WHAT THIS TASK INVOLVES ▸ Repeat the full listing below verbatim and keep the images out.

TASK INPUT ▸
+ + + + +

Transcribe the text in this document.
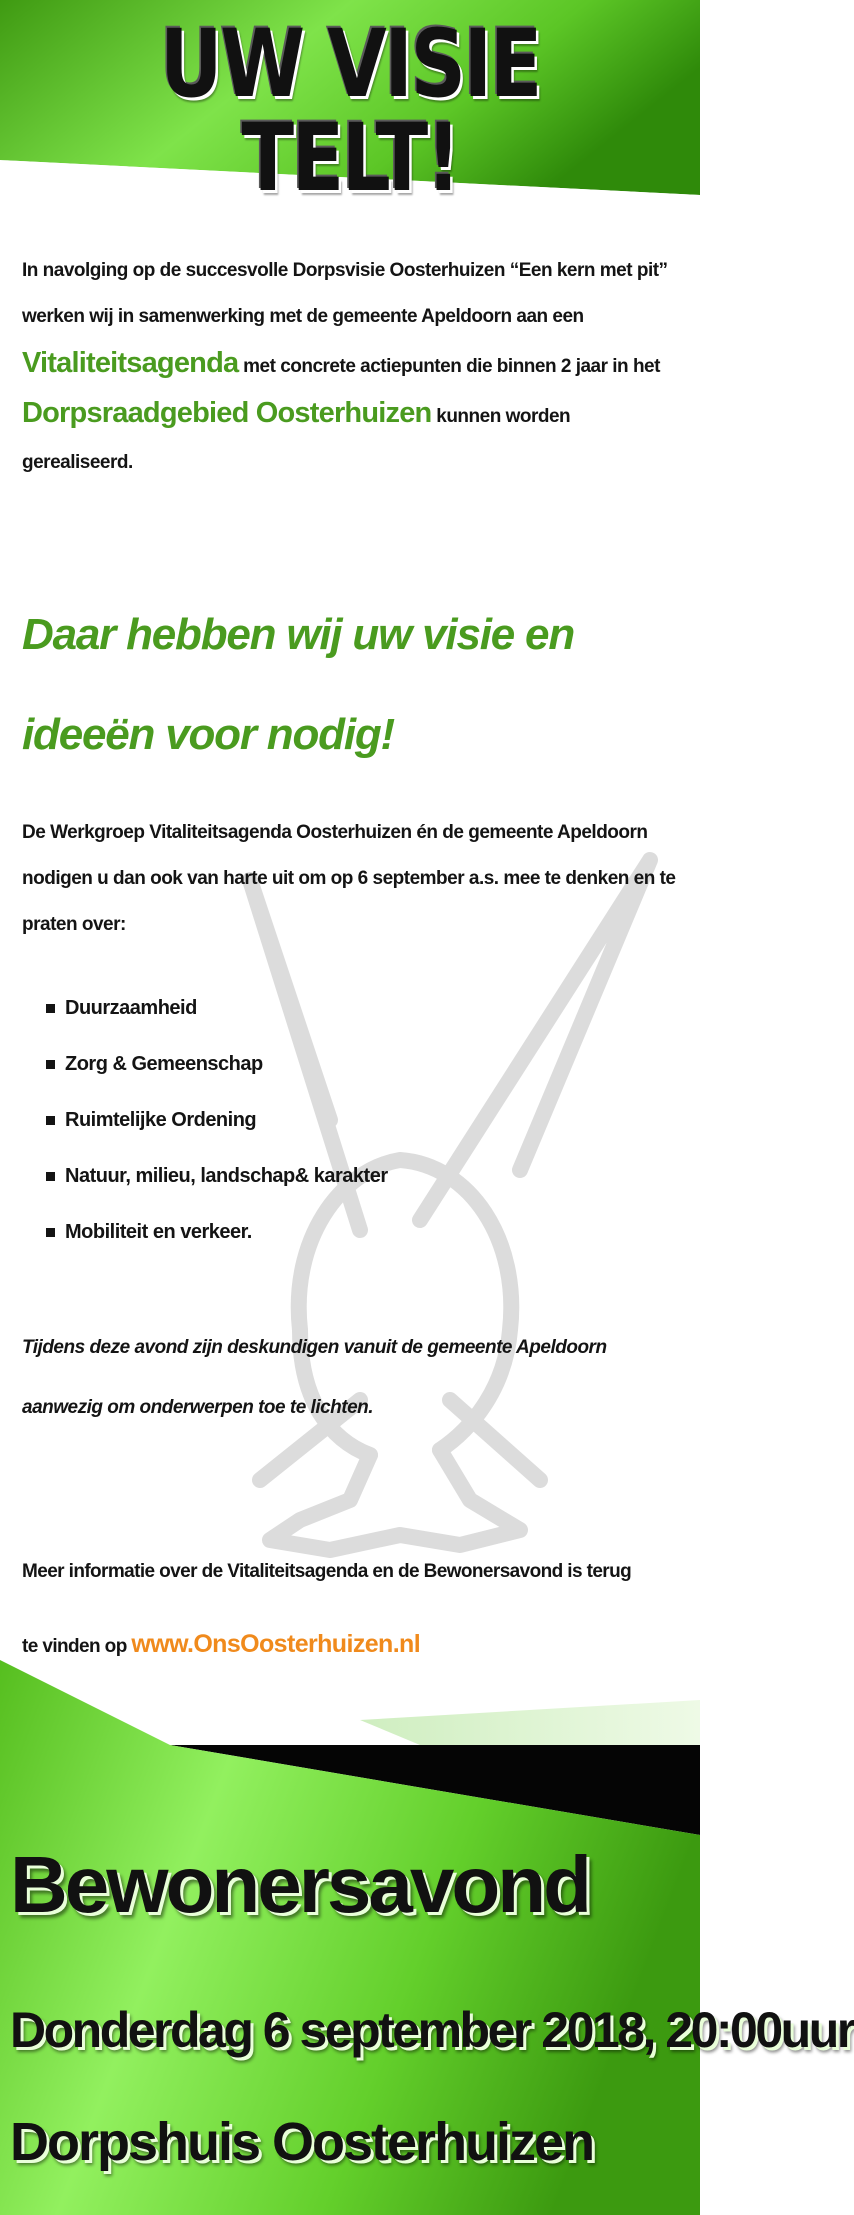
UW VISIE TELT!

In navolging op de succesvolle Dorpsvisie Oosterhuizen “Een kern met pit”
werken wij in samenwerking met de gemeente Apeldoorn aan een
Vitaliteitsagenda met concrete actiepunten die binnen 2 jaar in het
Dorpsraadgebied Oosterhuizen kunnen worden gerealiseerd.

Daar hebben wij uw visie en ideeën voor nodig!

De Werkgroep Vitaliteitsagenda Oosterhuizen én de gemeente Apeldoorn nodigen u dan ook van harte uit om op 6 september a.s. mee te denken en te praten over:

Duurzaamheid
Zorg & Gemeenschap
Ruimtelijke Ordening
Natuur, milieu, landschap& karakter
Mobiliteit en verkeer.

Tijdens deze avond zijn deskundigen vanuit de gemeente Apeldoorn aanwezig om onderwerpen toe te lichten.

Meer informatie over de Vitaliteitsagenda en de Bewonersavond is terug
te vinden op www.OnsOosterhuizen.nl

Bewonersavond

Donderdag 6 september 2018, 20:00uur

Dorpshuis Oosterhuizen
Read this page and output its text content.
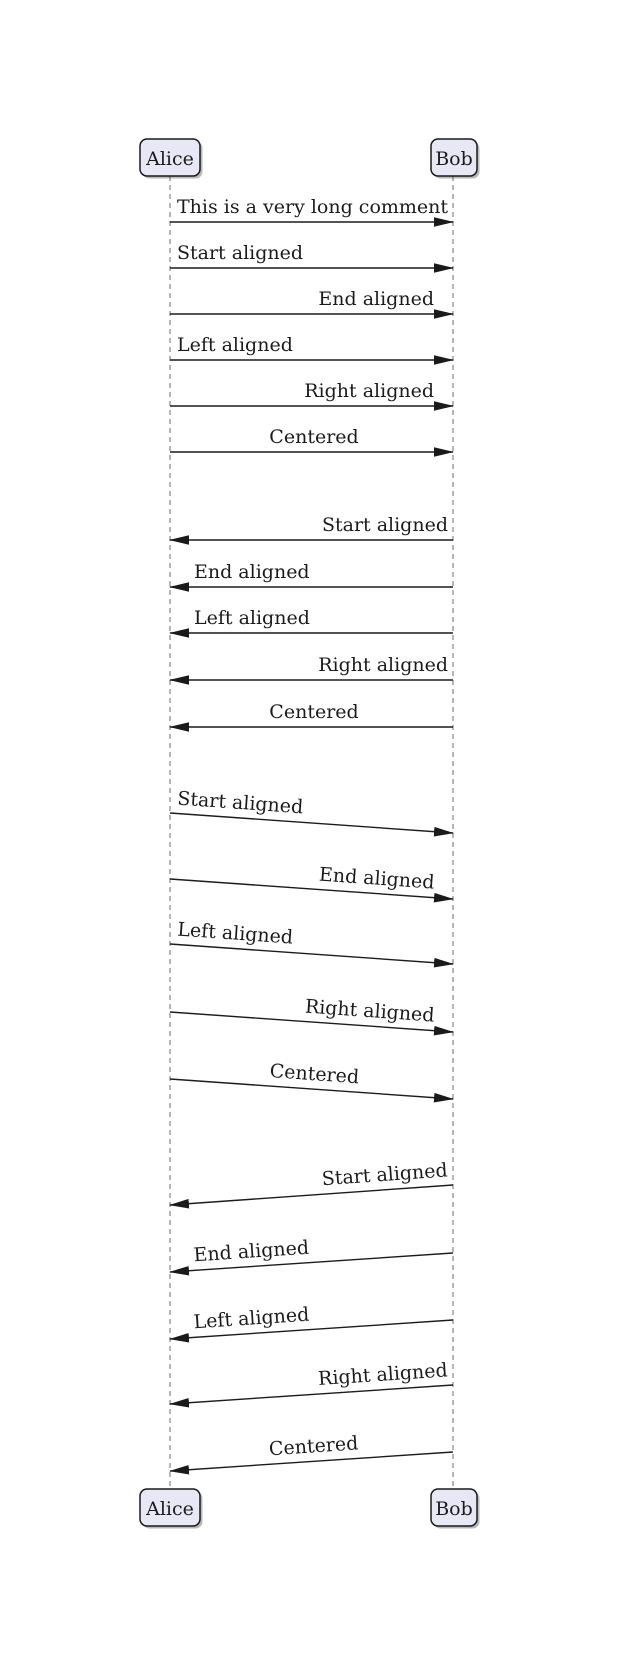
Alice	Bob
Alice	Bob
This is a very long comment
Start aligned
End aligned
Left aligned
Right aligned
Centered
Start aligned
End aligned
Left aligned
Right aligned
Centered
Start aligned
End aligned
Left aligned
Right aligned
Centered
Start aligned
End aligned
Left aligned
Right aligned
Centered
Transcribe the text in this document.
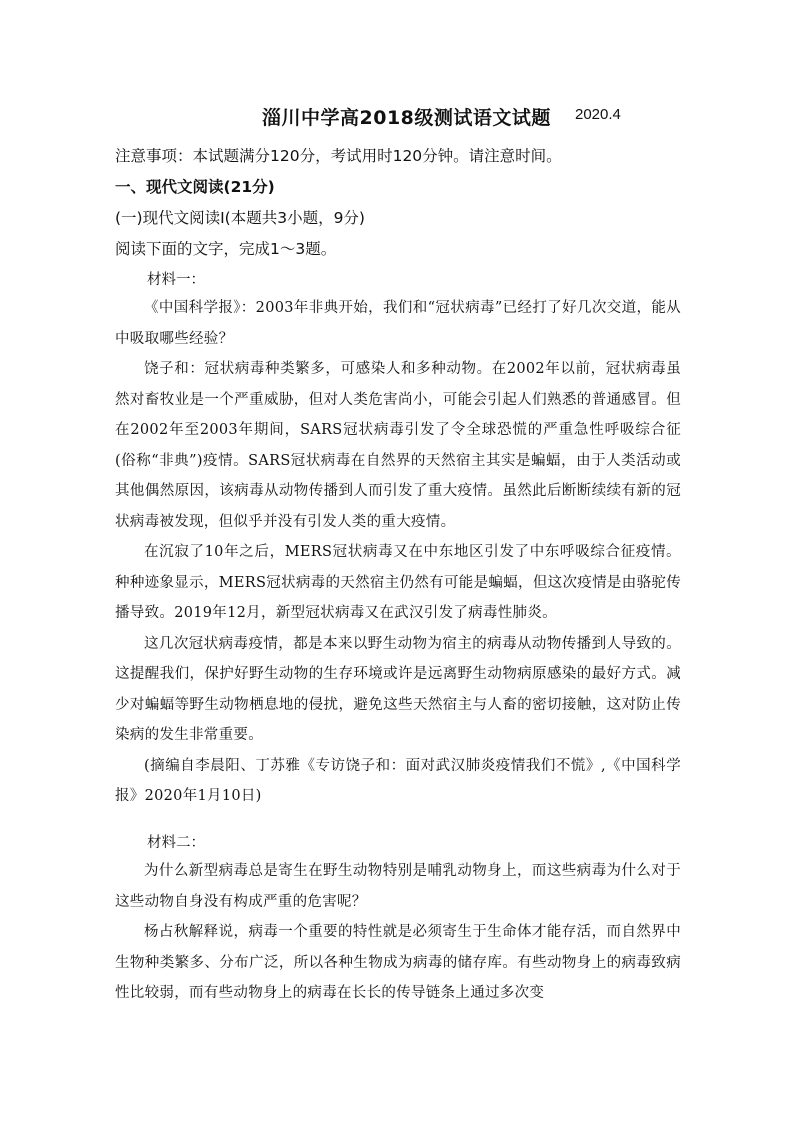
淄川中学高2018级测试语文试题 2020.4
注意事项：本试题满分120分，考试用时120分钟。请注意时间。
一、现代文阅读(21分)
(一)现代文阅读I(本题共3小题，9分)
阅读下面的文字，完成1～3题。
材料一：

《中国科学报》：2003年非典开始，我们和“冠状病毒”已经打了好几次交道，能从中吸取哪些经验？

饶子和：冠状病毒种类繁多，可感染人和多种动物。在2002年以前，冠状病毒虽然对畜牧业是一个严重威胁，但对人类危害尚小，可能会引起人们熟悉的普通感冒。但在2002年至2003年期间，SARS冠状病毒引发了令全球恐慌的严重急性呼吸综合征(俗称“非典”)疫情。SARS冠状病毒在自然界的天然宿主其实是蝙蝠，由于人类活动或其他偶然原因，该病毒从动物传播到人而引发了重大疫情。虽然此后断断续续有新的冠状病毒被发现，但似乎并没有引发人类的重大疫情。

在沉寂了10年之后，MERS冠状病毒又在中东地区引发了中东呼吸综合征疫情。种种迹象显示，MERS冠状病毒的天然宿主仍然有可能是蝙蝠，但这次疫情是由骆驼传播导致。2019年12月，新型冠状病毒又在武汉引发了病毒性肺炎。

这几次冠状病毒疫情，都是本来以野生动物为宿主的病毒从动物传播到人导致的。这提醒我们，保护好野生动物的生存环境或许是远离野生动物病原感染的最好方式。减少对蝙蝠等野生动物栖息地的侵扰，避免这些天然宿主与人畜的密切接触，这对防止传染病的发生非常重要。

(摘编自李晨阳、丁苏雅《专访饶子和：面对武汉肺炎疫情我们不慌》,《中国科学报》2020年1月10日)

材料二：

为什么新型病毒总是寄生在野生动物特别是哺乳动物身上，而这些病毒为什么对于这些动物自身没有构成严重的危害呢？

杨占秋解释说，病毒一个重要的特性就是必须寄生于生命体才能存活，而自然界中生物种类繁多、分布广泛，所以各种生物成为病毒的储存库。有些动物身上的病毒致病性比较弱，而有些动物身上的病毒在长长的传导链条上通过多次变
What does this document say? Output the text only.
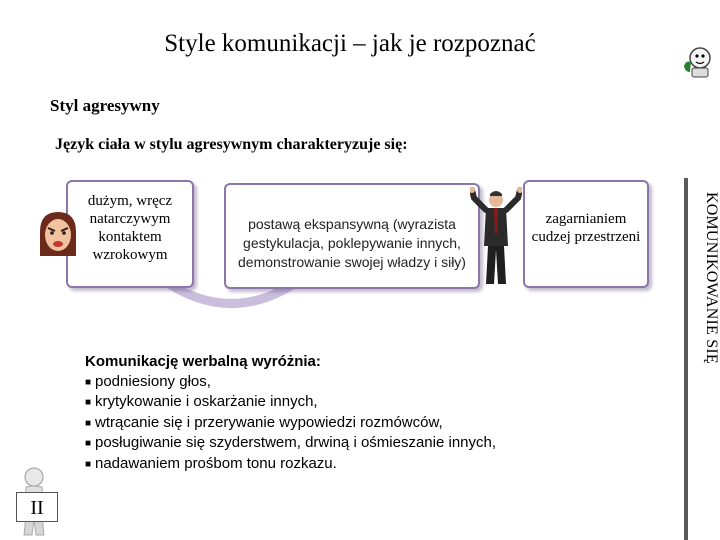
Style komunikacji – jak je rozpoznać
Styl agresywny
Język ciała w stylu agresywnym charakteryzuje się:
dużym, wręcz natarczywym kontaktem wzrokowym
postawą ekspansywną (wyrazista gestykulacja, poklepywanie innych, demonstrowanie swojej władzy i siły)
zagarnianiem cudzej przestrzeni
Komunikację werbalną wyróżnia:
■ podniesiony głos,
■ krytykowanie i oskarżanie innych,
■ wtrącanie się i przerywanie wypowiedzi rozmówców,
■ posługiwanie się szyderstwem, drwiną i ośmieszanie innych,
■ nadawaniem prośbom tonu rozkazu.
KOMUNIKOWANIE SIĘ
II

+ + + + +

ANSWER IN FULL ▸
Transcribe the text in this document.
UW VISIE TELT!

In navolging op de succesvolle Dorpsvisie Oosterhuizen “Een kern met pit”
werken wij in samenwerking met de gemeente Apeldoorn aan een
Vitaliteitsagenda met concrete actiepunten die binnen 2 jaar in het
Dorpsraadgebied Oosterhuizen kunnen worden gerealiseerd.

Daar hebben wij uw visie en ideeën voor nodig!

De Werkgroep Vitaliteitsagenda Oosterhuizen én de gemeente Apeldoorn nodigen u dan ook van harte uit om op 6 september a.s. mee te denken en te praten over:

Duurzaamheid
Zorg & Gemeenschap
Ruimtelijke Ordening
Natuur, milieu, landschap& karakter
Mobiliteit en verkeer.

Tijdens deze avond zijn deskundigen vanuit de gemeente Apeldoorn aanwezig om onderwerpen toe te lichten.

Meer informatie over de Vitaliteitsagenda en de Bewonersavond is terug
te vinden op www.OnsOosterhuizen.nl

Bewonersavond

Donderdag 6 september 2018, 20:00uur

Dorpshuis Oosterhuizen
Read this page and output its text content.
Alice	Bob
Alice	Bob
This is a very long comment
Start aligned
End aligned
Left aligned
Right aligned
Centered
Start aligned
End aligned
Left aligned
Right aligned
Centered
Start aligned
End aligned
Left aligned
Right aligned
Centered
Start aligned
End aligned
Left aligned
Right aligned
Centered
Transcribe the text in this document.
淄川中学高2018级测试语文试题 2020.4
注意事项：本试题满分120分，考试用时120分钟。请注意时间。
一、现代文阅读(21分)
(一)现代文阅读I(本题共3小题，9分)
阅读下面的文字，完成1～3题。
材料一：

《中国科学报》：2003年非典开始，我们和“冠状病毒”已经打了好几次交道，能从中吸取哪些经验？

饶子和：冠状病毒种类繁多，可感染人和多种动物。在2002年以前，冠状病毒虽然对畜牧业是一个严重威胁，但对人类危害尚小，可能会引起人们熟悉的普通感冒。但在2002年至2003年期间，SARS冠状病毒引发了令全球恐慌的严重急性呼吸综合征(俗称“非典”)疫情。SARS冠状病毒在自然界的天然宿主其实是蝙蝠，由于人类活动或其他偶然原因，该病毒从动物传播到人而引发了重大疫情。虽然此后断断续续有新的冠状病毒被发现，但似乎并没有引发人类的重大疫情。

在沉寂了10年之后，MERS冠状病毒又在中东地区引发了中东呼吸综合征疫情。种种迹象显示，MERS冠状病毒的天然宿主仍然有可能是蝙蝠，但这次疫情是由骆驼传播导致。2019年12月，新型冠状病毒又在武汉引发了病毒性肺炎。

这几次冠状病毒疫情，都是本来以野生动物为宿主的病毒从动物传播到人导致的。这提醒我们，保护好野生动物的生存环境或许是远离野生动物病原感染的最好方式。减少对蝙蝠等野生动物栖息地的侵扰，避免这些天然宿主与人畜的密切接触，这对防止传染病的发生非常重要。

(摘编自李晨阳、丁苏雅《专访饶子和：面对武汉肺炎疫情我们不慌》,《中国科学报》2020年1月10日)

材料二：

为什么新型病毒总是寄生在野生动物特别是哺乳动物身上，而这些病毒为什么对于这些动物自身没有构成严重的危害呢？

杨占秋解释说，病毒一个重要的特性就是必须寄生于生命体才能存活，而自然界中生物种类繁多、分布广泛，所以各种生物成为病毒的储存库。有些动物身上的病毒致病性比较弱，而有些动物身上的病毒在长长的传导链条上通过多次变
What does this document say? Output the text only.
Style komunikacji – jak je rozpoznać
Styl agresywny
Język ciała w stylu agresywnym charakteryzuje się:
dużym, wręcz natarczywym kontaktem wzrokowym
postawą ekspansywną (wyrazista gestykulacja, poklepywanie innych, demonstrowanie swojej władzy i siły)
zagarnianiem cudzej przestrzeni
Komunikację werbalną wyróżnia:
■ podniesiony głos,
■ krytykowanie i oskarżanie innych,
■ wtrącanie się i przerywanie wypowiedzi rozmówców,
■ posługiwanie się szyderstwem, drwiną i ośmieszanie innych,
■ nadawaniem prośbom tonu rozkazu.
KOMUNIKOWANIE SIĘ
II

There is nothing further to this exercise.